Exercise: Collect the lines of the entries where "Evapotranspiration" shows up.

(Records that describe figures)
============================================================
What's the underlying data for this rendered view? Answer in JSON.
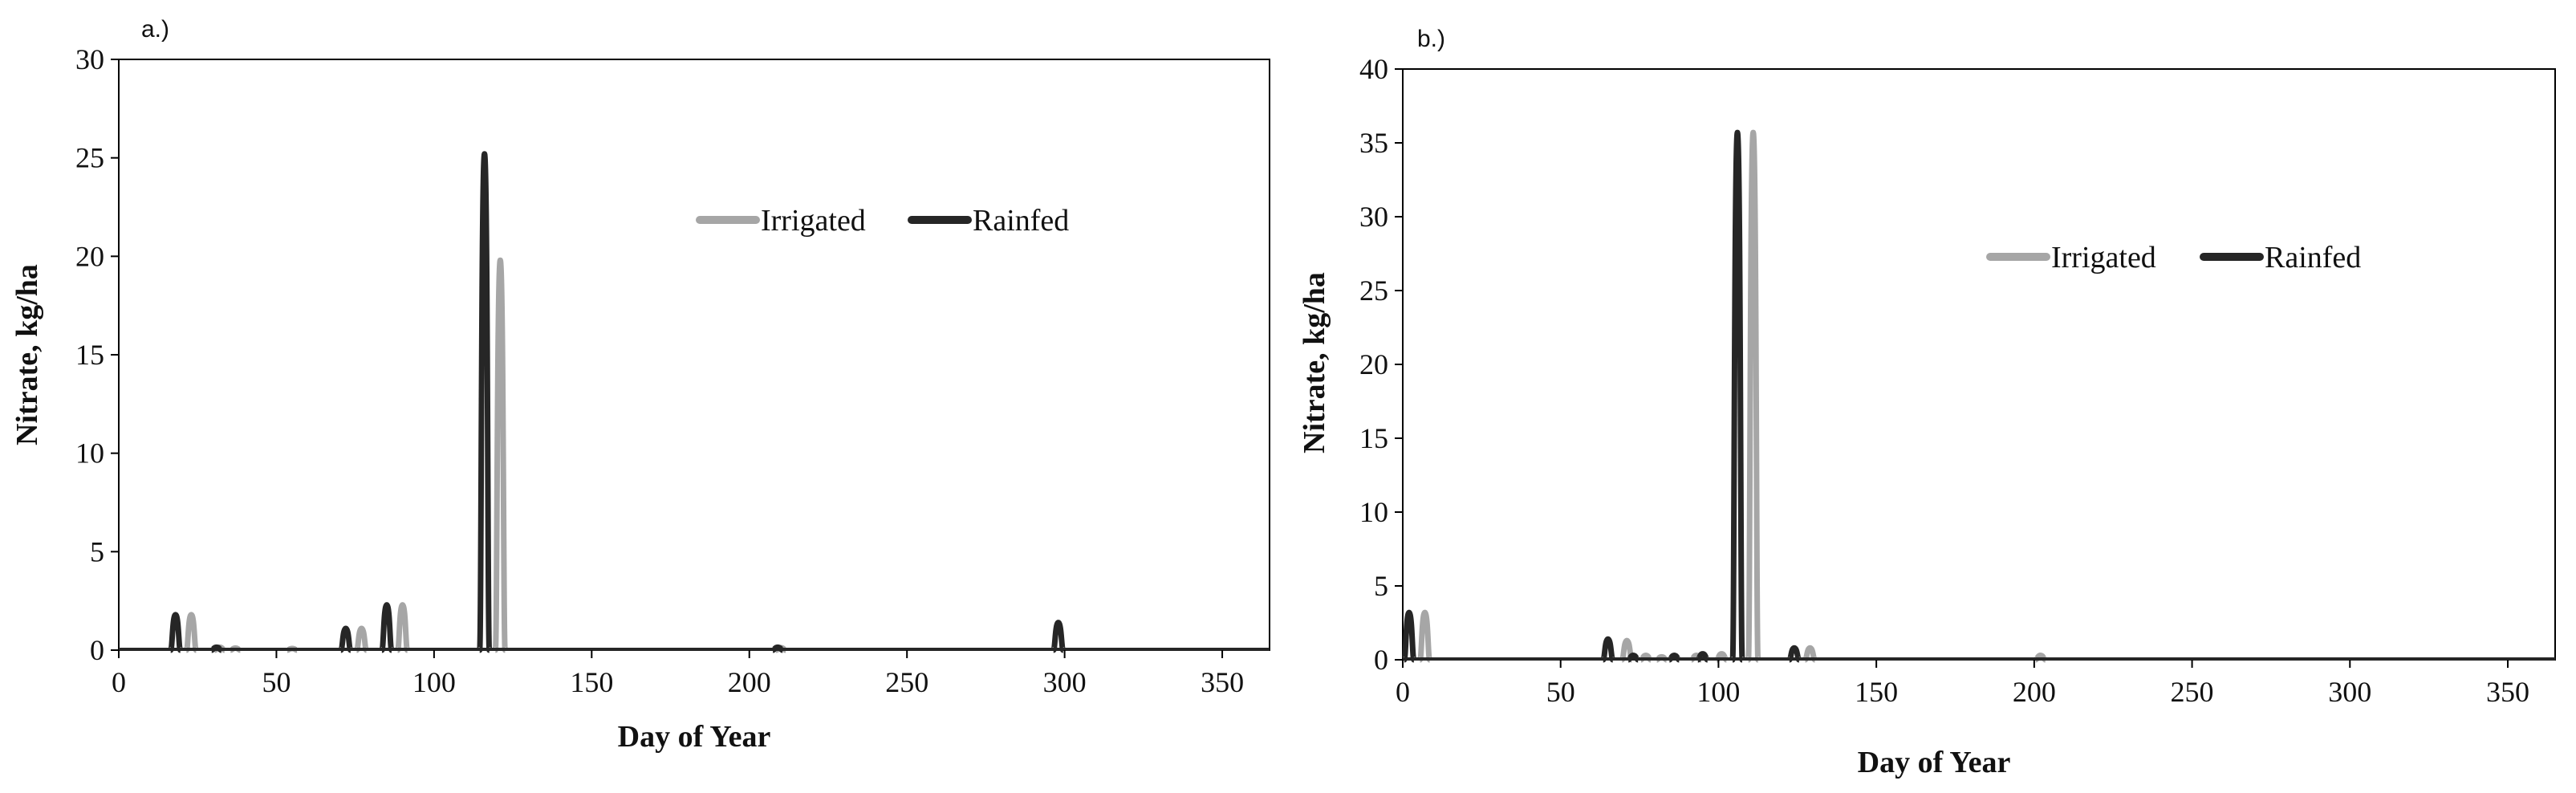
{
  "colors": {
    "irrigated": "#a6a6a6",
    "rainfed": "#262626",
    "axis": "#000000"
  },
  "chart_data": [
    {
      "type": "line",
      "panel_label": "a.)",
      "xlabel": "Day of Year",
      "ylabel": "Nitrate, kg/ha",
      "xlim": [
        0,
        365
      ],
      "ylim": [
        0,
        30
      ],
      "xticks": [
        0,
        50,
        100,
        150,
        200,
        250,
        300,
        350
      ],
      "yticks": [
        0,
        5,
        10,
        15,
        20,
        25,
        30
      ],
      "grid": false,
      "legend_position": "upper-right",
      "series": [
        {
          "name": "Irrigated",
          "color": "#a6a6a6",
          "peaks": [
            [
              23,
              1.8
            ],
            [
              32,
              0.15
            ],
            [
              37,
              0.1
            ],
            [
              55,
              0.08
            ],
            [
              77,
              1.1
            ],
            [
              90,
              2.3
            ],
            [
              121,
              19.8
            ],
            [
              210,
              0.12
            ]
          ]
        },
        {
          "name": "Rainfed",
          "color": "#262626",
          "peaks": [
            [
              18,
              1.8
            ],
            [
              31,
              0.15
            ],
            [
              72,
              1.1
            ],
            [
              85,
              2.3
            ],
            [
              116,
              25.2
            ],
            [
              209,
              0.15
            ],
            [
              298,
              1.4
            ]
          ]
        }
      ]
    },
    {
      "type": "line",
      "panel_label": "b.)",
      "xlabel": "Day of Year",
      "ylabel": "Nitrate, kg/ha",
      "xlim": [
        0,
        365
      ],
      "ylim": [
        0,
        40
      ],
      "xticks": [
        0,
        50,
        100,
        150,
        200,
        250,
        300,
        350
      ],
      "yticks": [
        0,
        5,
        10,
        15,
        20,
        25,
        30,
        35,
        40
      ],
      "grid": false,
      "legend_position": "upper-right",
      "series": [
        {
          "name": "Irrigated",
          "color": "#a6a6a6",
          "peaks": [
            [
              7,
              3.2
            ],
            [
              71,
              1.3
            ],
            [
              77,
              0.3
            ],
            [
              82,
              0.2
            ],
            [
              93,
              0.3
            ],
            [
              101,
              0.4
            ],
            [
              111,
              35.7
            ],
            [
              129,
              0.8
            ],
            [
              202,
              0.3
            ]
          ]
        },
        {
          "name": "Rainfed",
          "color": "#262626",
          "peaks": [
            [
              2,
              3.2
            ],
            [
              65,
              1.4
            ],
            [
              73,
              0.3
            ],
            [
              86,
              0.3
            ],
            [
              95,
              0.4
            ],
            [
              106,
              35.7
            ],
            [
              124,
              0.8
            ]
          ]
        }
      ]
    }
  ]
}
============================================================
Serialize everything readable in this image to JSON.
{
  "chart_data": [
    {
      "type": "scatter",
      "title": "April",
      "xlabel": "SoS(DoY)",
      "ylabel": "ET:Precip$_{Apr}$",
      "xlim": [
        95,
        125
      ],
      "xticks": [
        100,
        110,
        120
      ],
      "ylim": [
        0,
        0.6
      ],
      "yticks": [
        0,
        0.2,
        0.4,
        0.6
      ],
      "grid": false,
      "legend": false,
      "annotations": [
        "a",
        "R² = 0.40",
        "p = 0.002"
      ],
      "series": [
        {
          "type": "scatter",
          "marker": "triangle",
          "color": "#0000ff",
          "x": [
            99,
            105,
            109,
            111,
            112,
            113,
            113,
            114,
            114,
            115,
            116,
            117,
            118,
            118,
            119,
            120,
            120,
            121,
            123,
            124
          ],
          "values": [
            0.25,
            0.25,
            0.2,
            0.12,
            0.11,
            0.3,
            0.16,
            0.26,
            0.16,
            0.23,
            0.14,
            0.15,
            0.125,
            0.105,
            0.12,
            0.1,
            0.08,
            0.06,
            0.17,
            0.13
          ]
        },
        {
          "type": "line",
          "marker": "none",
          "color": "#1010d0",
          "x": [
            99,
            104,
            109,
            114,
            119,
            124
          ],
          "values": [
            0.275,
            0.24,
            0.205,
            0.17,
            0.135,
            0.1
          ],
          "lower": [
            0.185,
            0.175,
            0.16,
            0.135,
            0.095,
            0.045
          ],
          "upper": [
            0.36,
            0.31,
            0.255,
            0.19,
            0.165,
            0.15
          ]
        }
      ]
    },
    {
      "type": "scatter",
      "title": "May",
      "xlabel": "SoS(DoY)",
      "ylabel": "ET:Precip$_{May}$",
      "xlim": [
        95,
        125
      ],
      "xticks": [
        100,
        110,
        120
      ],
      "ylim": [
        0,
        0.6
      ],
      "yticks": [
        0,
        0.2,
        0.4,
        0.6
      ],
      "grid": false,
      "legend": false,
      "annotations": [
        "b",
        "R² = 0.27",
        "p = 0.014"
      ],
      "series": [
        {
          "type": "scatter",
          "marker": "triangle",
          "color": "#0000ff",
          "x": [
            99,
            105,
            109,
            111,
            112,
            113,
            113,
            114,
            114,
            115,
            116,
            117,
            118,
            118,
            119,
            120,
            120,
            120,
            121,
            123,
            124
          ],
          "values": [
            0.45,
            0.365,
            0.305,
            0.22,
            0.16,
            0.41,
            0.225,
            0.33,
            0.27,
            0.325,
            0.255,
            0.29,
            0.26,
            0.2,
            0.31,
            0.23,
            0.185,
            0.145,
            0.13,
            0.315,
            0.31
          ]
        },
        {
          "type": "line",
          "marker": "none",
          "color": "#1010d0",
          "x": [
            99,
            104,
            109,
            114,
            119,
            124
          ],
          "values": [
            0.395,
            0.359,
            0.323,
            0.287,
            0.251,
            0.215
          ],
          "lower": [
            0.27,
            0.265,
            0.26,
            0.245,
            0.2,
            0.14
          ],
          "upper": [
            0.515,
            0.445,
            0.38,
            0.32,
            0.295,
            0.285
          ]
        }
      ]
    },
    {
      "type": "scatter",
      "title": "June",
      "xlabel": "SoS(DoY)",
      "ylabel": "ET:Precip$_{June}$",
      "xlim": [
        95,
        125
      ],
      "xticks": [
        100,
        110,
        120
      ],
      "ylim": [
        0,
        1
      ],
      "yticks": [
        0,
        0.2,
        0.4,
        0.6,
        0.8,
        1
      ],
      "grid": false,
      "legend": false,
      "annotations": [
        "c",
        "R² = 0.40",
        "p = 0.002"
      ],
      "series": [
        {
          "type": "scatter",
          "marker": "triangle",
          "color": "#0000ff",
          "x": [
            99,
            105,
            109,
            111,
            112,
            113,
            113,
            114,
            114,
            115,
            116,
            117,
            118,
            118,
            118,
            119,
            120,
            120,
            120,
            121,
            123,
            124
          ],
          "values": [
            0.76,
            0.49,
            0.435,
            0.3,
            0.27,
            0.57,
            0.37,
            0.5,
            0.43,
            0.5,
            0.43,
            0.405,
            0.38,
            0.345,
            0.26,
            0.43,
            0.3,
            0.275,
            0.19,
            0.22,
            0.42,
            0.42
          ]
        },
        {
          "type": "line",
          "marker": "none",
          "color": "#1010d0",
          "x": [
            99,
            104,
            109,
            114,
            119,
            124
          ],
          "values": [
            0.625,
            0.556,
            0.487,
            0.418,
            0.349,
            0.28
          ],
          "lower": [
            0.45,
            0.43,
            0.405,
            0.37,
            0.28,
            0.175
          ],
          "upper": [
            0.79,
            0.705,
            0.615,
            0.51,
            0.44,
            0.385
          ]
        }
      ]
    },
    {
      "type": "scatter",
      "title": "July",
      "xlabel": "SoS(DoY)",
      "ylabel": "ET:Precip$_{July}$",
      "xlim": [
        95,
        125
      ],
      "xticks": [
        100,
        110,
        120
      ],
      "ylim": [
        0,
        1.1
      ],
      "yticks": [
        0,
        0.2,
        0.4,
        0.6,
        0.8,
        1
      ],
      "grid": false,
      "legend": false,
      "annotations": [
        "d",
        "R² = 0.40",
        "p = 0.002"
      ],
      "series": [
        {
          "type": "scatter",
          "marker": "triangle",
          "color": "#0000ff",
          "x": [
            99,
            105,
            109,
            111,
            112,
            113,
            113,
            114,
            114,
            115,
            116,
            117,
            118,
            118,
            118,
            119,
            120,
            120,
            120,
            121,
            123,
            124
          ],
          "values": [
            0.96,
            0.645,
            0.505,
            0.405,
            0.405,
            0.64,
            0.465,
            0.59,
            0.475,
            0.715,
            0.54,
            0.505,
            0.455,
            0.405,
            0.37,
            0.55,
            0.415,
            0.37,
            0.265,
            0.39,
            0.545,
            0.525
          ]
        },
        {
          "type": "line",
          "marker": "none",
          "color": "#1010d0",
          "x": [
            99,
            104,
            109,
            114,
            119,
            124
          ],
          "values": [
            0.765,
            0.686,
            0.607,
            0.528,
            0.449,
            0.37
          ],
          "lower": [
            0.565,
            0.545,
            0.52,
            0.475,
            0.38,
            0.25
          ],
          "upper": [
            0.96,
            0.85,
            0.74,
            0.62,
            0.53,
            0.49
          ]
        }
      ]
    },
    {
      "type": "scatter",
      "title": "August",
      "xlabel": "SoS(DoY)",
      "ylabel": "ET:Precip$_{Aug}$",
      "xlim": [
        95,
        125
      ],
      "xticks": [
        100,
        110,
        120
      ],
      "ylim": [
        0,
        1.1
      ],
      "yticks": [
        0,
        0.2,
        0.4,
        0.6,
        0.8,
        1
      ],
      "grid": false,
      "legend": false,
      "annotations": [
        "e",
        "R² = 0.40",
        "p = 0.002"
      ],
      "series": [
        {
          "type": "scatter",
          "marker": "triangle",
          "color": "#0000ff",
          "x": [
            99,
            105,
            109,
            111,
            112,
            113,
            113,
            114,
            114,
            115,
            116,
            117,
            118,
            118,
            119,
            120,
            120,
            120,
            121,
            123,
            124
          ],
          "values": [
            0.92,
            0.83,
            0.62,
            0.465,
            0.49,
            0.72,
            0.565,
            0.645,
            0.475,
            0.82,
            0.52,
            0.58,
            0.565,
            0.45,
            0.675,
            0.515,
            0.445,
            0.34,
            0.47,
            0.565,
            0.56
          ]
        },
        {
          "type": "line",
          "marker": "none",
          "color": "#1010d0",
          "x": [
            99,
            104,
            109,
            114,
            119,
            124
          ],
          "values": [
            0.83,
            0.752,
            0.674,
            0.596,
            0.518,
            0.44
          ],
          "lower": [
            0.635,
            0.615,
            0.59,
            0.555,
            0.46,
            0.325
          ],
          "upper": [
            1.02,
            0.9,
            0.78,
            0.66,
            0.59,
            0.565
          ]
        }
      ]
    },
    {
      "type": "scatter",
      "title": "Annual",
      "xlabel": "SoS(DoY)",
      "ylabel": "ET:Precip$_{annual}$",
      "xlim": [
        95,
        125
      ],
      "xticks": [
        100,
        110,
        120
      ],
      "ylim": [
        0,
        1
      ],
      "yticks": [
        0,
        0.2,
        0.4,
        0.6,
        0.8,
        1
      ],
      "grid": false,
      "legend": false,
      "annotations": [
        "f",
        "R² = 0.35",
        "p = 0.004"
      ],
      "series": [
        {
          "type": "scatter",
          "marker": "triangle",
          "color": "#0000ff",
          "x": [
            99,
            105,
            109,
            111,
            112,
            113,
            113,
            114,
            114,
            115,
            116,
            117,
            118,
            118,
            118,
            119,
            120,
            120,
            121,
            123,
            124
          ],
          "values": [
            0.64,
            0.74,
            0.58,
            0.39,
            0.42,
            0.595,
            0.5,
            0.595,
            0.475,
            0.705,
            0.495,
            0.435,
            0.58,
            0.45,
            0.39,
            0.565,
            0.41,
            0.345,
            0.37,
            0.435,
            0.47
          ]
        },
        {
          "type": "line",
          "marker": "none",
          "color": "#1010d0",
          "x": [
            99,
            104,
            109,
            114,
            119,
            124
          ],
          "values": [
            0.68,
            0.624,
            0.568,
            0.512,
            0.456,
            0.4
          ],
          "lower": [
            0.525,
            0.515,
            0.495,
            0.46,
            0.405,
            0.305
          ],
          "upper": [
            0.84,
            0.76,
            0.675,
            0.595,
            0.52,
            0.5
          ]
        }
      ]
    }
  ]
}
============================================================
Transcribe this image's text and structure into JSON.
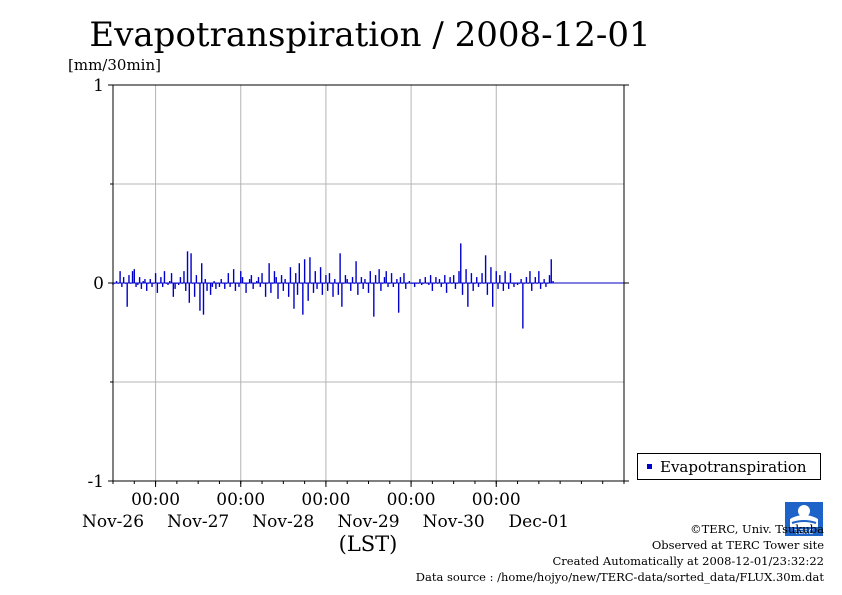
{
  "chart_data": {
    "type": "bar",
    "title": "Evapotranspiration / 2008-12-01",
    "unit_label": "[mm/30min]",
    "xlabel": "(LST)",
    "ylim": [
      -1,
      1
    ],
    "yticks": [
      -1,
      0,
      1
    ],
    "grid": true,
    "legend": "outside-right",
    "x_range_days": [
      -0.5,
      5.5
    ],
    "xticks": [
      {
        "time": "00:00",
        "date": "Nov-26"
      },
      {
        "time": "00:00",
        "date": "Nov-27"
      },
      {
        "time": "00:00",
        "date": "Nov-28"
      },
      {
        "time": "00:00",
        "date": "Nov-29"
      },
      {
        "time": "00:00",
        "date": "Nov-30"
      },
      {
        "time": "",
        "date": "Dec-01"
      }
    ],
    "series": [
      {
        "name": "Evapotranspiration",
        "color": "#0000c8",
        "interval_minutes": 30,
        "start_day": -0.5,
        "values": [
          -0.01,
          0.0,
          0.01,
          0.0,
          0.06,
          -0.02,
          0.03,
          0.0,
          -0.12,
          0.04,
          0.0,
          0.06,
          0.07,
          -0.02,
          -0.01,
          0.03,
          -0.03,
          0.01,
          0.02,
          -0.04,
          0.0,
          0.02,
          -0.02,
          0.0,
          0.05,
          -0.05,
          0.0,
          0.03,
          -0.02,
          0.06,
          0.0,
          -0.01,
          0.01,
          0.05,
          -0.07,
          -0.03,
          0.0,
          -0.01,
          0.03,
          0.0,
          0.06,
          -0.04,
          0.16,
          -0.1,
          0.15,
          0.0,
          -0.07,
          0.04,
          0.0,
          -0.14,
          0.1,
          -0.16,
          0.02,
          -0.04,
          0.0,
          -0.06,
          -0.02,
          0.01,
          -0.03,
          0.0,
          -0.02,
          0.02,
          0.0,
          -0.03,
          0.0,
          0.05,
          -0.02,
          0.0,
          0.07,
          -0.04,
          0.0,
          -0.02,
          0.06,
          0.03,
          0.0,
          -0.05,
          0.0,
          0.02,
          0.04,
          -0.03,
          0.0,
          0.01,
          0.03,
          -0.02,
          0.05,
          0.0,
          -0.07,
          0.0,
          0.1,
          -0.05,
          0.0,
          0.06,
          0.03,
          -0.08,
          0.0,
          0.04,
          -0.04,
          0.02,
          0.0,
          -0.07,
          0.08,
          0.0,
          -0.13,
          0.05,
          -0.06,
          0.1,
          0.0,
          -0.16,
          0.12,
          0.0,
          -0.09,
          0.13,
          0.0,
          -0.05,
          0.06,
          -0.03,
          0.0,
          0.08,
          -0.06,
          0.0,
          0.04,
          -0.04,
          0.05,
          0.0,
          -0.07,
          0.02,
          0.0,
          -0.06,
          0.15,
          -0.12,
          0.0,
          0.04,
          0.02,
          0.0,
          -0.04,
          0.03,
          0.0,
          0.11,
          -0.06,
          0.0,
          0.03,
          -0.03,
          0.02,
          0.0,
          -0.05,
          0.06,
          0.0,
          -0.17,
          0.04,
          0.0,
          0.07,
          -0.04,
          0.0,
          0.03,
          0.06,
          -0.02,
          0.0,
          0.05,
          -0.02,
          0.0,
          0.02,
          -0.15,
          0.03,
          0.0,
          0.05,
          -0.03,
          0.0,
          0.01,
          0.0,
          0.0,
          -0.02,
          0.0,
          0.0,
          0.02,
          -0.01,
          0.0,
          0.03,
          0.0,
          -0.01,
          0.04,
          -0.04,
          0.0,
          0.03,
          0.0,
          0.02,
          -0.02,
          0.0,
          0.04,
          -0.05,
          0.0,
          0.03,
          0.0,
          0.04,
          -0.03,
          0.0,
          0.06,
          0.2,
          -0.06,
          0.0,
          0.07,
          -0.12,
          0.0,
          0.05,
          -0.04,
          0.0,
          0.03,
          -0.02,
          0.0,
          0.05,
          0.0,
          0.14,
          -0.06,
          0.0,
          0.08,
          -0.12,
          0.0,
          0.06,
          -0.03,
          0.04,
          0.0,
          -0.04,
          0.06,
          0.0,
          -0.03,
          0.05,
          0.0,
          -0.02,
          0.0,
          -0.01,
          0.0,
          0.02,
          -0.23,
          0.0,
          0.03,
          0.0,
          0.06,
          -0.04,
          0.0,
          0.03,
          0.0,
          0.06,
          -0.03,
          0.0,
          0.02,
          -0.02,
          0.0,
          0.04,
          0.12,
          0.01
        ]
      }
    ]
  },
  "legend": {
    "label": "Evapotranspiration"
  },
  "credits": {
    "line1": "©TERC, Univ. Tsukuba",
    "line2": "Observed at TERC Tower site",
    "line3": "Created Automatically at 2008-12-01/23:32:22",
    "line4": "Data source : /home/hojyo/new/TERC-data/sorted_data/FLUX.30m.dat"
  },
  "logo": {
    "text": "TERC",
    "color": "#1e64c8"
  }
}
============================================================
Response to this exercise:
    "title": "Evapotranspiration / 2008-12-01",
        "name": "Evapotranspiration",
    "label": "Evapotranspiration"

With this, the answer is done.